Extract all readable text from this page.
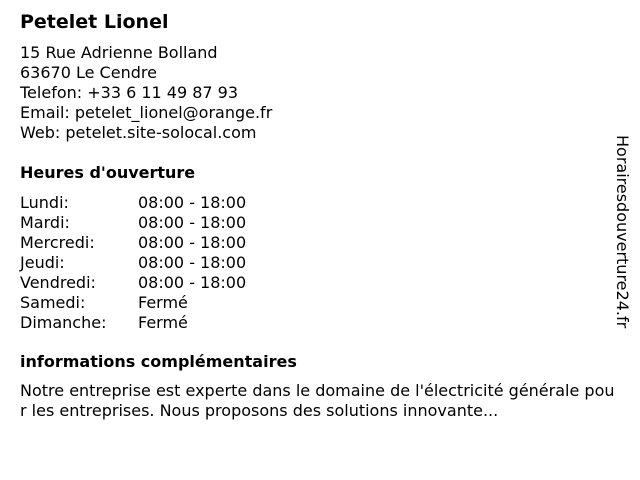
Petelet Lionel
15 Rue Adrienne Bolland
63670 Le Cendre
Telefon: +33 6 11 49 87 93
Email: petelet_lionel@orange.fr
Web: petelet.site-solocal.com
Heures d'ouverture
Lundi:	08:00 - 18:00
Mardi:	08:00 - 18:00
Mercredi:	08:00 - 18:00
Jeudi:	08:00 - 18:00
Vendredi:	08:00 - 18:00
Samedi:	Fermé
Dimanche:	Fermé
informations complémentaires
Notre entreprise est experte dans le domaine de l'électricité générale pour les entreprises. Nous proposons des solutions innovante...
Horairesdouverture24.fr
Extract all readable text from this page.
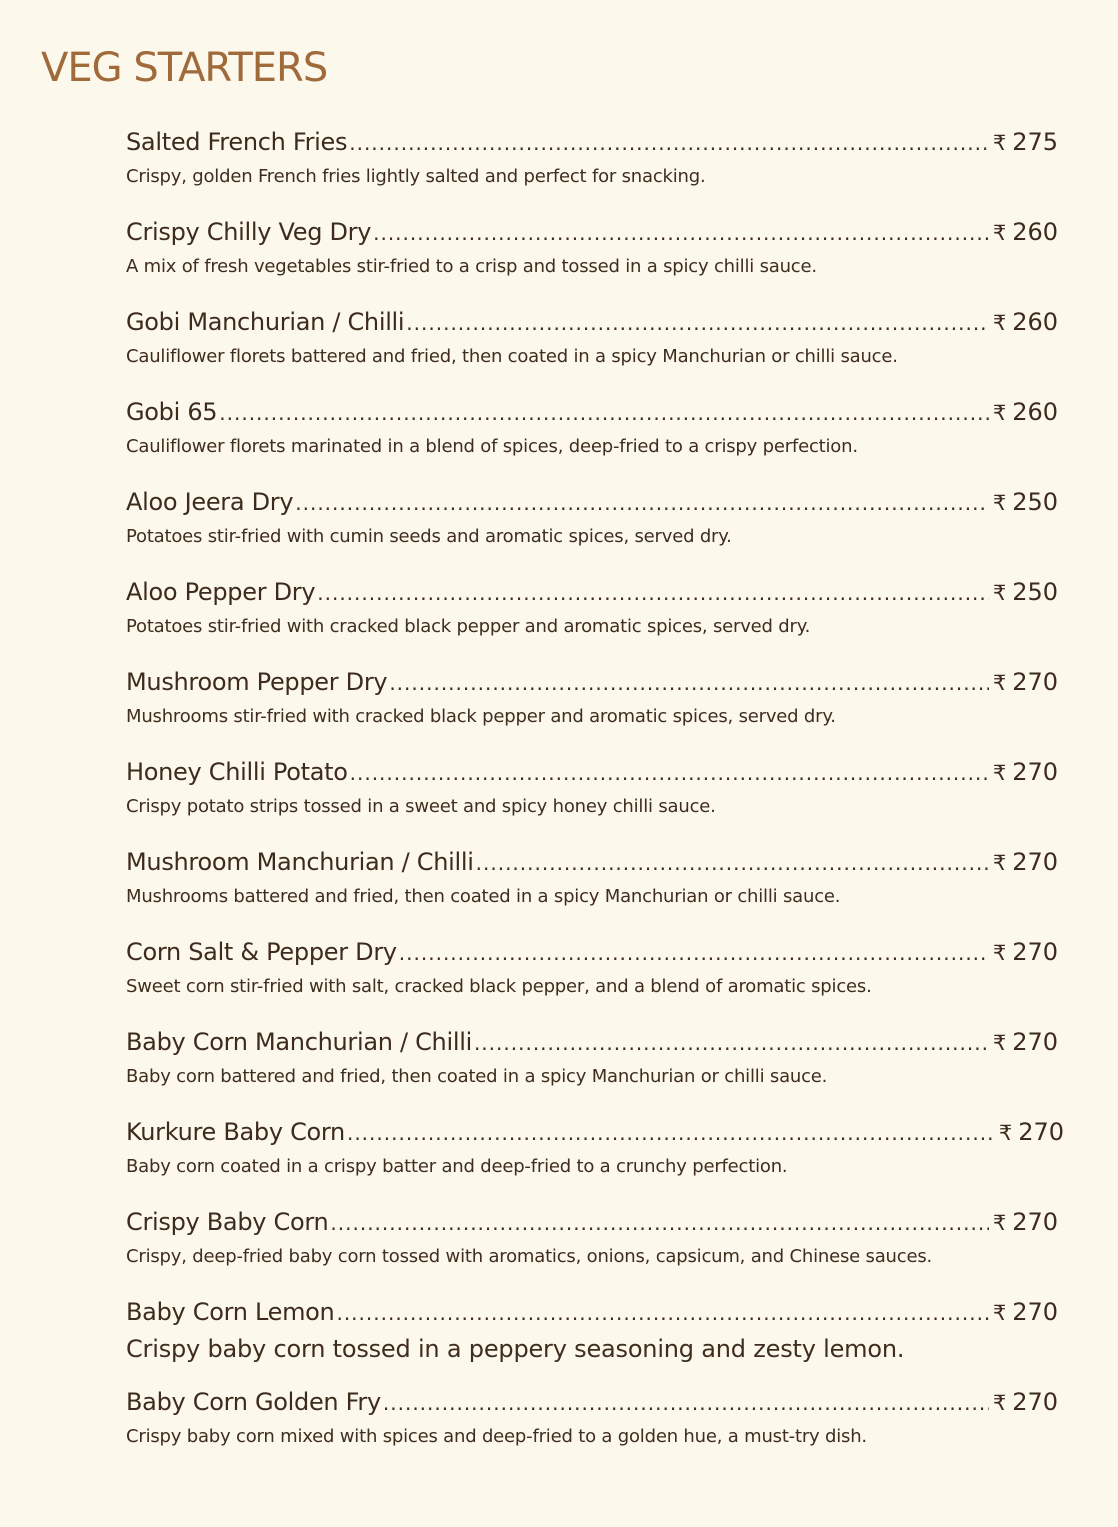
VEG STARTERS
Salted French Fries .....	₹ 275
Crispy, golden French fries lightly salted and perfect for snacking.
Crispy Chilly Veg Dry .....	₹ 260
A mix of fresh vegetables stir-fried to a crisp and tossed in a spicy chilli sauce.
Gobi Manchurian / Chilli .....	₹ 260
Cauliflower florets battered and fried, then coated in a spicy Manchurian or chilli sauce.
Gobi 65 .....	₹ 260
Cauliflower florets marinated in a blend of spices, deep-fried to a crispy perfection.
Aloo Jeera Dry .....	₹ 250
Potatoes stir-fried with cumin seeds and aromatic spices, served dry.
Aloo Pepper Dry .....	₹ 250
Potatoes stir-fried with cracked black pepper and aromatic spices, served dry.
Mushroom Pepper Dry .....	₹ 270
Mushrooms stir-fried with cracked black pepper and aromatic spices, served dry.
Honey Chilli Potato .....	₹ 270
Crispy potato strips tossed in a sweet and spicy honey chilli sauce.
Mushroom Manchurian / Chilli .....	₹ 270
Mushrooms battered and fried, then coated in a spicy Manchurian or chilli sauce.
Corn Salt & Pepper Dry .....	₹ 270
Sweet corn stir-fried with salt, cracked black pepper, and a blend of aromatic spices.
Baby Corn Manchurian / Chilli .....	₹ 270
Baby corn battered and fried, then coated in a spicy Manchurian or chilli sauce.
Kurkure Baby Corn .....	₹ 270
Baby corn coated in a crispy batter and deep-fried to a crunchy perfection.
Crispy Baby Corn .....	₹ 270
Crispy, deep-fried baby corn tossed with aromatics, onions, capsicum, and Chinese sauces.
Baby Corn Lemon .....	₹ 270
Crispy baby corn tossed in a peppery seasoning and zesty lemon.
Baby Corn Golden Fry .....	₹ 270
Crispy baby corn mixed with spices and deep-fried to a golden hue, a must-try dish.
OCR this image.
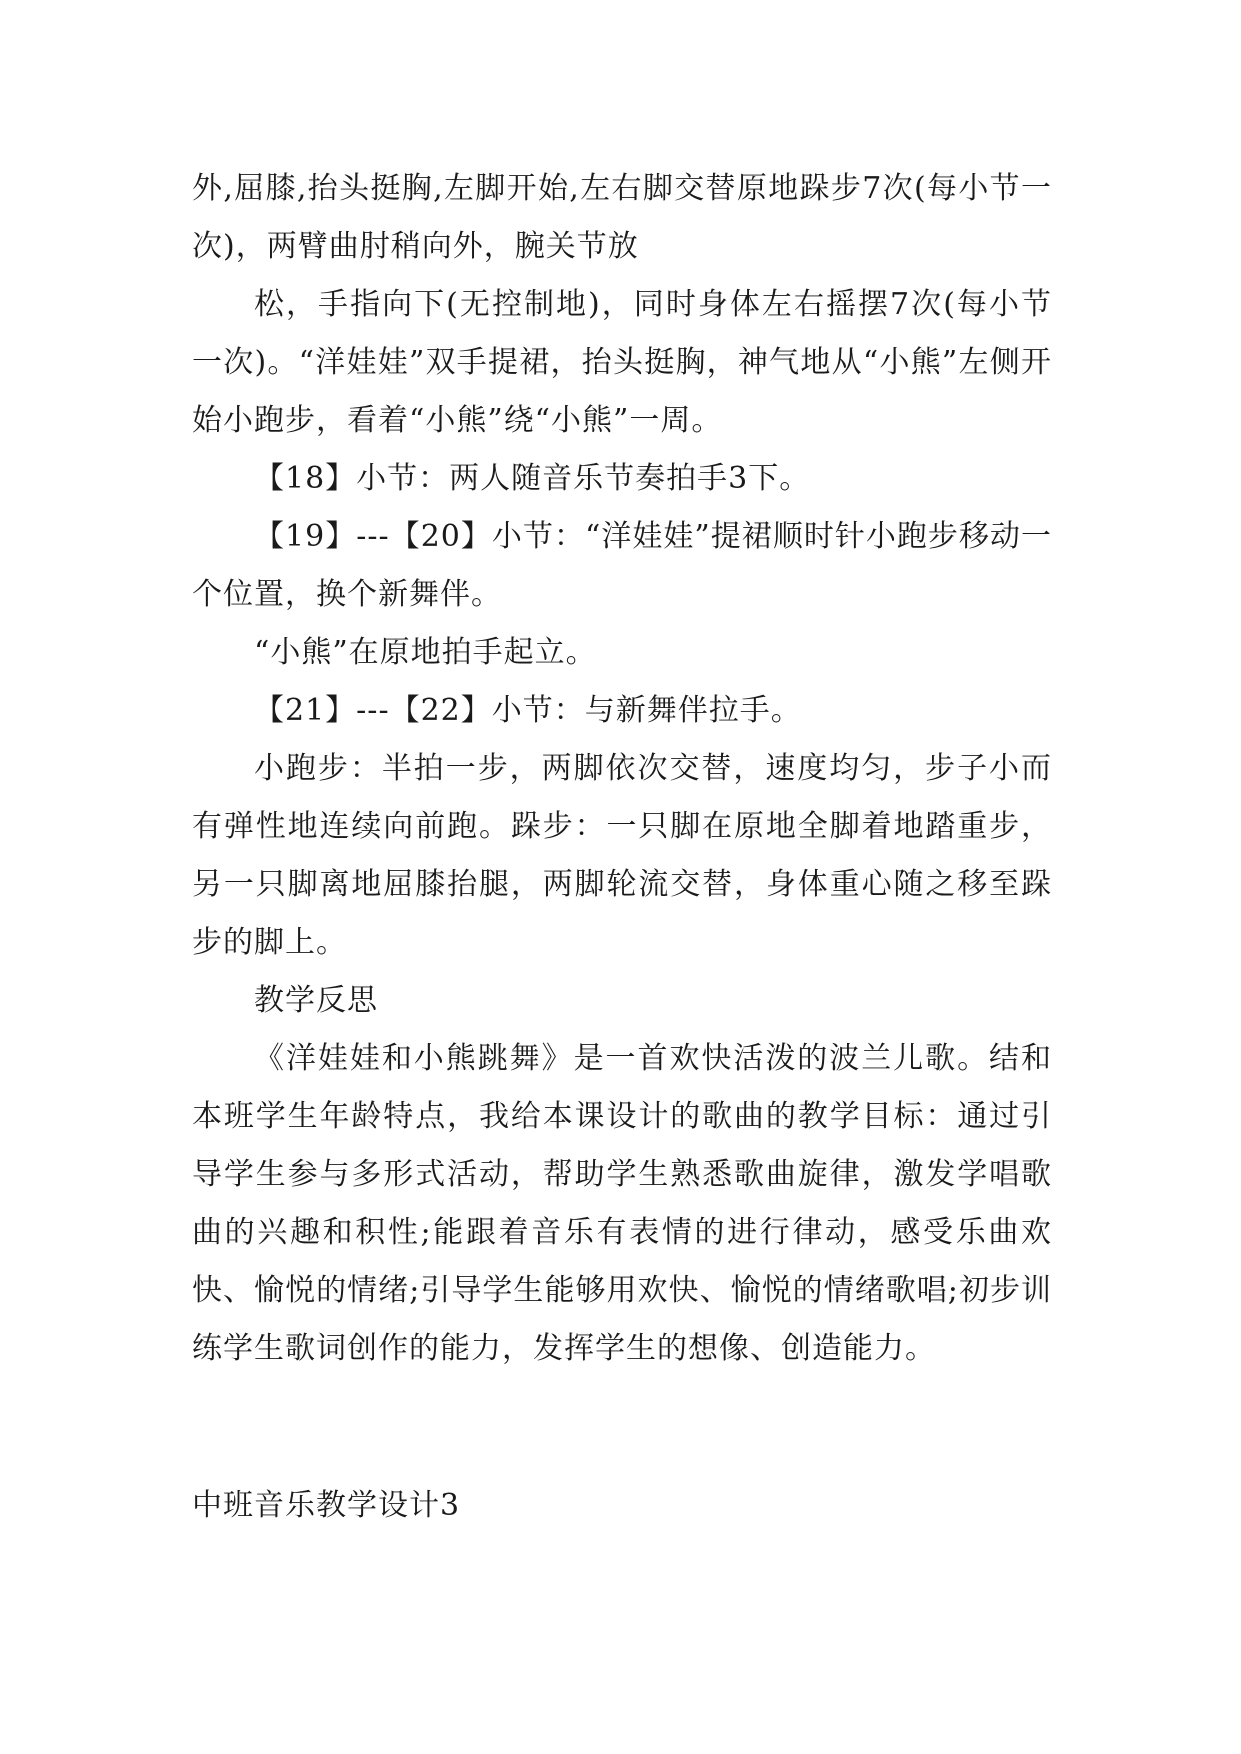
外,屈膝,抬头挺胸,左脚开始,左右脚交替原地跺步7次(每小节一次)，两臂曲肘稍向外，腕关节放

松，手指向下(无控制地)，同时身体左右摇摆7次(每小节一次)。“洋娃娃”双手提裙，抬头挺胸，神气地从“小熊”左侧开始小跑步，看着“小熊”绕“小熊”一周。

【18】小节：两人随音乐节奏拍手3下。

【19】---【20】小节：“洋娃娃”提裙顺时针小跑步移动一个位置，换个新舞伴。

“小熊”在原地拍手起立。

【21】---【22】小节：与新舞伴拉手。

小跑步：半拍一步，两脚依次交替，速度均匀，步子小而有弹性地连续向前跑。跺步：一只脚在原地全脚着地踏重步，另一只脚离地屈膝抬腿，两脚轮流交替，身体重心随之移至跺步的脚上。

教学反思

《洋娃娃和小熊跳舞》是一首欢快活泼的波兰儿歌。结和本班学生年龄特点，我给本课设计的歌曲的教学目标：通过引导学生参与多形式活动，帮助学生熟悉歌曲旋律，激发学唱歌曲的兴趣和积性;能跟着音乐有表情的进行律动，感受乐曲欢快、愉悦的情绪;引导学生能够用欢快、愉悦的情绪歌唱;初步训练学生歌词创作的能力，发挥学生的想像、创造能力。

中班音乐教学设计3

_To do_
Transcribe all the lines above exactly, apart from the pictures.

_Problem solution_
Extract all readable text from this page.
Petelet Lionel
15 Rue Adrienne Bolland
63670 Le Cendre
Telefon: +33 6 11 49 87 93
Email: petelet_lionel@orange.fr
Web: petelet.site-solocal.com
Heures d'ouverture
Lundi:	08:00 - 18:00
Mardi:	08:00 - 18:00
Mercredi:	08:00 - 18:00
Jeudi:	08:00 - 18:00
Vendredi:	08:00 - 18:00
Samedi:	Fermé
Dimanche:	Fermé
informations complémentaires
Notre entreprise est experte dans le domaine de l'électricité générale pour les entreprises. Nous proposons des solutions innovante...
Horairesdouverture24.fr
Extract all readable text from this page.
VEG STARTERS
Salted French Fries .....	₹ 275
Crispy, golden French fries lightly salted and perfect for snacking.
Crispy Chilly Veg Dry .....	₹ 260
A mix of fresh vegetables stir-fried to a crisp and tossed in a spicy chilli sauce.
Gobi Manchurian / Chilli .....	₹ 260
Cauliflower florets battered and fried, then coated in a spicy Manchurian or chilli sauce.
Gobi 65 .....	₹ 260
Cauliflower florets marinated in a blend of spices, deep-fried to a crispy perfection.
Aloo Jeera Dry .....	₹ 250
Potatoes stir-fried with cumin seeds and aromatic spices, served dry.
Aloo Pepper Dry .....	₹ 250
Potatoes stir-fried with cracked black pepper and aromatic spices, served dry.
Mushroom Pepper Dry .....	₹ 270
Mushrooms stir-fried with cracked black pepper and aromatic spices, served dry.
Honey Chilli Potato .....	₹ 270
Crispy potato strips tossed in a sweet and spicy honey chilli sauce.
Mushroom Manchurian / Chilli .....	₹ 270
Mushrooms battered and fried, then coated in a spicy Manchurian or chilli sauce.
Corn Salt & Pepper Dry .....	₹ 270
Sweet corn stir-fried with salt, cracked black pepper, and a blend of aromatic spices.
Baby Corn Manchurian / Chilli .....	₹ 270
Baby corn battered and fried, then coated in a spicy Manchurian or chilli sauce.
Kurkure Baby Corn .....	₹ 270
Baby corn coated in a crispy batter and deep-fried to a crunchy perfection.
Crispy Baby Corn .....	₹ 270
Crispy, deep-fried baby corn tossed with aromatics, onions, capsicum, and Chinese sauces.
Baby Corn Lemon .....	₹ 270
Crispy baby corn tossed in a peppery seasoning and zesty lemon.
Baby Corn Golden Fry .....	₹ 270
Crispy baby corn mixed with spices and deep-fried to a golden hue, a must-try dish.
OCR this image.
外,屈膝,抬头挺胸,左脚开始,左右脚交替原地跺步7次(每小节一次)，两臂曲肘稍向外，腕关节放

松，手指向下(无控制地)，同时身体左右摇摆7次(每小节一次)。“洋娃娃”双手提裙，抬头挺胸，神气地从“小熊”左侧开始小跑步，看着“小熊”绕“小熊”一周。

【18】小节：两人随音乐节奏拍手3下。

【19】---【20】小节：“洋娃娃”提裙顺时针小跑步移动一个位置，换个新舞伴。

“小熊”在原地拍手起立。

【21】---【22】小节：与新舞伴拉手。

小跑步：半拍一步，两脚依次交替，速度均匀，步子小而有弹性地连续向前跑。跺步：一只脚在原地全脚着地踏重步，另一只脚离地屈膝抬腿，两脚轮流交替，身体重心随之移至跺步的脚上。

教学反思

《洋娃娃和小熊跳舞》是一首欢快活泼的波兰儿歌。结和本班学生年龄特点，我给本课设计的歌曲的教学目标：通过引导学生参与多形式活动，帮助学生熟悉歌曲旋律，激发学唱歌曲的兴趣和积性;能跟着音乐有表情的进行律动，感受乐曲欢快、愉悦的情绪;引导学生能够用欢快、愉悦的情绪歌唱;初步训练学生歌词创作的能力，发挥学生的想像、创造能力。

中班音乐教学设计3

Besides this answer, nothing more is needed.